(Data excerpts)
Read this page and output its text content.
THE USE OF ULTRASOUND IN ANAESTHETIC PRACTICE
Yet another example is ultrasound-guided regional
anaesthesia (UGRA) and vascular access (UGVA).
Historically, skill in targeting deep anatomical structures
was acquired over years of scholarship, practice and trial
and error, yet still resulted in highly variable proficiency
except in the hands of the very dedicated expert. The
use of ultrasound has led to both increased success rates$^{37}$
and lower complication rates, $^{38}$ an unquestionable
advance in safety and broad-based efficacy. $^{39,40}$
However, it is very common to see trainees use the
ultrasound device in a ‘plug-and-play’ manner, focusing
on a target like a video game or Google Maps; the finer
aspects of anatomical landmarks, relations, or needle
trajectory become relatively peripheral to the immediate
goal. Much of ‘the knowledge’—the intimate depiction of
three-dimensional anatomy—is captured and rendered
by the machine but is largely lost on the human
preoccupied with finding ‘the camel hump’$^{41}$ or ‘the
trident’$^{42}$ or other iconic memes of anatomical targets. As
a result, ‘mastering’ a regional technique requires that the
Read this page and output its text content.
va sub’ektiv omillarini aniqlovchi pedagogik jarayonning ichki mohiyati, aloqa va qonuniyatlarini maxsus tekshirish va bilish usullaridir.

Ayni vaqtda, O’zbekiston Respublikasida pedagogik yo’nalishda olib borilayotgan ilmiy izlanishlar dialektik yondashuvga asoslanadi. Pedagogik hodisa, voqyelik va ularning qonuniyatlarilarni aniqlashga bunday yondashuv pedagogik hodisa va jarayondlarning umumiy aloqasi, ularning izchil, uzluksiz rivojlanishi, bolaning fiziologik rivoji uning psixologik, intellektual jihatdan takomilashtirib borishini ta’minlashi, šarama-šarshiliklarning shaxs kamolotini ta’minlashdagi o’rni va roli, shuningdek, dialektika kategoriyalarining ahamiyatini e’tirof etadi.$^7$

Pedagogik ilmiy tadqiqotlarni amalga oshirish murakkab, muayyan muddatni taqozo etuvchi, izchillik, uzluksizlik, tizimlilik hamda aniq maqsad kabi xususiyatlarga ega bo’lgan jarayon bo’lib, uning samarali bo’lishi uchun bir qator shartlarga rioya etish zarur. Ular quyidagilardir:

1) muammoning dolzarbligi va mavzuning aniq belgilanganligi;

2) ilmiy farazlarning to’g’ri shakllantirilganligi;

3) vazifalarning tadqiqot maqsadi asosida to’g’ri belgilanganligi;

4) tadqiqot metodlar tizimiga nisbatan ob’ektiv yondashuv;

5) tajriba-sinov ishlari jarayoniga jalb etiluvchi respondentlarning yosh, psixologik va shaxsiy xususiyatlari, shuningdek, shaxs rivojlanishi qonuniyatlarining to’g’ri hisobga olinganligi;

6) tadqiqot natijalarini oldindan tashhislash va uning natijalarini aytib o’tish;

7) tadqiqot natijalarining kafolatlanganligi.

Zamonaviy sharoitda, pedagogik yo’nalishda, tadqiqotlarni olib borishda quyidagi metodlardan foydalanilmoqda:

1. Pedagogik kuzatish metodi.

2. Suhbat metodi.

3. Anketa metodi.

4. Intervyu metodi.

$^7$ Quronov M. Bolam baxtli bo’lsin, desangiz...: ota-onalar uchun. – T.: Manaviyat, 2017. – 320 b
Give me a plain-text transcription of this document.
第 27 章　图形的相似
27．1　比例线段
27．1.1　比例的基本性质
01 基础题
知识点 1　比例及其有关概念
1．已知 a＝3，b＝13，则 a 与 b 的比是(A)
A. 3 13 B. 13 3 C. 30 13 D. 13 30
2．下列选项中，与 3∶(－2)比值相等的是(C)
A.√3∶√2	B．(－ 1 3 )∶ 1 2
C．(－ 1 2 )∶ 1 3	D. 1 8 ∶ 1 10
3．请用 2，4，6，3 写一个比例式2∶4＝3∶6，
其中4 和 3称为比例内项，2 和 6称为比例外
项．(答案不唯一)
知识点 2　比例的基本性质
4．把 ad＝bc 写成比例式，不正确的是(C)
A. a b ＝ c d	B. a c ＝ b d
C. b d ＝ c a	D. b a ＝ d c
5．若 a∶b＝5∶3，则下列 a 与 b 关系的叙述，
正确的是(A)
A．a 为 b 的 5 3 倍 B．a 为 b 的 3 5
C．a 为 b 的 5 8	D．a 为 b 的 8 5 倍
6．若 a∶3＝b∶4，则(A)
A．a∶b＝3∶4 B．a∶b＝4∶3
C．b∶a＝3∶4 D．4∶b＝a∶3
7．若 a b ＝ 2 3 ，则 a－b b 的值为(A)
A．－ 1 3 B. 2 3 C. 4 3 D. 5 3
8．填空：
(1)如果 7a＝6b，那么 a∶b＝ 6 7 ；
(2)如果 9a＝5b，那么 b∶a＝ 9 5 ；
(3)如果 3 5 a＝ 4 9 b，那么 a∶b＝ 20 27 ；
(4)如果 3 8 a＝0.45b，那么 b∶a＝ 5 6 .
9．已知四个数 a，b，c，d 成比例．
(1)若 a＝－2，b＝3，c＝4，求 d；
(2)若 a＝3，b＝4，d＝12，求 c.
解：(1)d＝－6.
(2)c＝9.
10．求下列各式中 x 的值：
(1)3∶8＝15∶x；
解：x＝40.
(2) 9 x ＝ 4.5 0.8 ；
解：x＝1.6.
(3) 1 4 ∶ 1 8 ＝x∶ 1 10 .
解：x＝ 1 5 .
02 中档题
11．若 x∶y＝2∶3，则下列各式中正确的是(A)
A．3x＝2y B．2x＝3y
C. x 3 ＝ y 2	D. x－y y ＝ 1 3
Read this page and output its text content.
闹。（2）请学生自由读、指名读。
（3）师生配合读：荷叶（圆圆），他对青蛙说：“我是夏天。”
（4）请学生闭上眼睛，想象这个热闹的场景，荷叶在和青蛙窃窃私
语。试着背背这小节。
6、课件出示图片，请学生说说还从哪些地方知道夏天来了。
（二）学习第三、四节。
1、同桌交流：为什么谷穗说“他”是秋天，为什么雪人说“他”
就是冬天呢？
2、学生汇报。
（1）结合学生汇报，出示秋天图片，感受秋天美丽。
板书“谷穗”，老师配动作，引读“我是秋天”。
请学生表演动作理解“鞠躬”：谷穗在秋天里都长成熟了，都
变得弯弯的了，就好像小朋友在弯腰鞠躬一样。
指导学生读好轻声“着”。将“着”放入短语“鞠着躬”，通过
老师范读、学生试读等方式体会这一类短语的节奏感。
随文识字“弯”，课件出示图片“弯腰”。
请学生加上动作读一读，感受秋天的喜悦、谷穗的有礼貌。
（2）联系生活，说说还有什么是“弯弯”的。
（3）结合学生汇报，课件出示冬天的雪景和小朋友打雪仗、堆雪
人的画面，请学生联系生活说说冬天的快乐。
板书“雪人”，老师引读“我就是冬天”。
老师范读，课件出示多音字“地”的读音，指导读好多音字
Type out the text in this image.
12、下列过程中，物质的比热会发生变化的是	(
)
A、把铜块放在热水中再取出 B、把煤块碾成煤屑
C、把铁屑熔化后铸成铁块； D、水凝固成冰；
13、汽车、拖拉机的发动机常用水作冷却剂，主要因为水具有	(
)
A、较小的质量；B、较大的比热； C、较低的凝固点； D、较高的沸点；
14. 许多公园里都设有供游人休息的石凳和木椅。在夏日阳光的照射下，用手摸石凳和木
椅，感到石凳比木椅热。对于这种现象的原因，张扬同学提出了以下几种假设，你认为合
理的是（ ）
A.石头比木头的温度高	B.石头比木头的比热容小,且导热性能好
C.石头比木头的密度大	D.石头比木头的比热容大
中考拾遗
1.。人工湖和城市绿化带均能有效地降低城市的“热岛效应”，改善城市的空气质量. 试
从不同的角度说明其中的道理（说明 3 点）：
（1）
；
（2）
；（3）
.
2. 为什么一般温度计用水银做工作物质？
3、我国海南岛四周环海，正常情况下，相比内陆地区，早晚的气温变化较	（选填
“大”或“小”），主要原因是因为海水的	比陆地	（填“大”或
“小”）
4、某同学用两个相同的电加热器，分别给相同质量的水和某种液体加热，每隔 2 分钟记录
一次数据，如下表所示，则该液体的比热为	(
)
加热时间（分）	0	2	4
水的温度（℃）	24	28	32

◆ **SET PROBLEM**: Extract each line holding the string "rates".

◆ **FINISHED ANSWER**:
use of ultrasound has led to both increased success rates$^{37}$
and lower complication rates, $^{38}$ an unquestionable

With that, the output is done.